→ The request
Your task is to reproduce the entries below word for word.

====== Data for this task ======

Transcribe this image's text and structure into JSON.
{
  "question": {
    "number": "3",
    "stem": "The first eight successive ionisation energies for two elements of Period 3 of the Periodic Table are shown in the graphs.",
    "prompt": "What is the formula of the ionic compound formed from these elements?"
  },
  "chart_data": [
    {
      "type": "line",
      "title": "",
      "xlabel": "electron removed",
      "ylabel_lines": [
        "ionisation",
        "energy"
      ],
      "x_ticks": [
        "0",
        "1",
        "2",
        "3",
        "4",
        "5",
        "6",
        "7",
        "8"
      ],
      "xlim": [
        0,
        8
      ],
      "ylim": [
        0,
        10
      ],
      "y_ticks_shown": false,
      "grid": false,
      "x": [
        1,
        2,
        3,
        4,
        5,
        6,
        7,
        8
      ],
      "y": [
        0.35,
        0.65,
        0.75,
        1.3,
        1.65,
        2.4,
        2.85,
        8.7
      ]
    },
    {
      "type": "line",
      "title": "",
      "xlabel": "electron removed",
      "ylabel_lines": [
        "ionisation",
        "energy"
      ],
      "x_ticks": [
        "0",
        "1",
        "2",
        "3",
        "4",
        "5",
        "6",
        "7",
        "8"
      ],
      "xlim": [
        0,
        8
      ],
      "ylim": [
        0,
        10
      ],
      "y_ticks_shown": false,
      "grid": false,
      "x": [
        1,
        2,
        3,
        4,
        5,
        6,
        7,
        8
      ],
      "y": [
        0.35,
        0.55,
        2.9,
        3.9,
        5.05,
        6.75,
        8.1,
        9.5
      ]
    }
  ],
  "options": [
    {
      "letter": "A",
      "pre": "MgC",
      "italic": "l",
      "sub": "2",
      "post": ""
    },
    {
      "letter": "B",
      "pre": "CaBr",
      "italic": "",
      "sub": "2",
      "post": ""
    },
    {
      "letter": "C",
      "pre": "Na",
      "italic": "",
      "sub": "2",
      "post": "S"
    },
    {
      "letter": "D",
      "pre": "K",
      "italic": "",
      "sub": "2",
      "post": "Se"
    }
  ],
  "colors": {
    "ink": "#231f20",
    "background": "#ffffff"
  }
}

======

→ Solution to the exercise
Transcribe this image's text and structure into JSON.
{
  "question": {
    "number": "3",
    "stem": "The first eight successive ionisation energies for two elements of Period 3 of the Periodic Table are shown in the graphs.",
    "prompt": "What is the formula of the ionic compound formed from these elements?"
  },
  "chart_data": [
    {
      "type": "line",
      "title": "",
      "xlabel": "electron removed",
      "ylabel_lines": [
        "ionisation",
        "energy"
      ],
      "x_ticks": [
        "0",
        "1",
        "2",
        "3",
        "4",
        "5",
        "6",
        "7",
        "8"
      ],
      "xlim": [
        0,
        8
      ],
      "ylim": [
        0,
        10
      ],
      "y_ticks_shown": false,
      "grid": false,
      "x": [
        1,
        2,
        3,
        4,
        5,
        6,
        7,
        8
      ],
      "y": [
        0.35,
        0.65,
        0.75,
        1.3,
        1.65,
        2.4,
        2.85,
        8.7
      ]
    },
    {
      "type": "line",
      "title": "",
      "xlabel": "electron removed",
      "ylabel_lines": [
        "ionisation",
        "energy"
      ],
      "x_ticks": [
        "0",
        "1",
        "2",
        "3",
        "4",
        "5",
        "6",
        "7",
        "8"
      ],
      "xlim": [
        0,
        8
      ],
      "ylim": [
        0,
        10
      ],
      "y_ticks_shown": false,
      "grid": false,
      "x": [
        1,
        2,
        3,
        4,
        5,
        6,
        7,
        8
      ],
      "y": [
        0.35,
        0.55,
        2.9,
        3.9,
        5.05,
        6.75,
        8.1,
        9.5
      ]
    }
  ],
  "options": [
    {
      "letter": "A",
      "pre": "MgC",
      "italic": "l",
      "sub": "2",
      "post": ""
    },
    {
      "letter": "B",
      "pre": "CaBr",
      "italic": "",
      "sub": "2",
      "post": ""
    },
    {
      "letter": "C",
      "pre": "Na",
      "italic": "",
      "sub": "2",
      "post": "S"
    },
    {
      "letter": "D",
      "pre": "K",
      "italic": "",
      "sub": "2",
      "post": "Se"
    }
  ],
  "colors": {
    "ink": "#231f20",
    "background": "#ffffff"
  }
}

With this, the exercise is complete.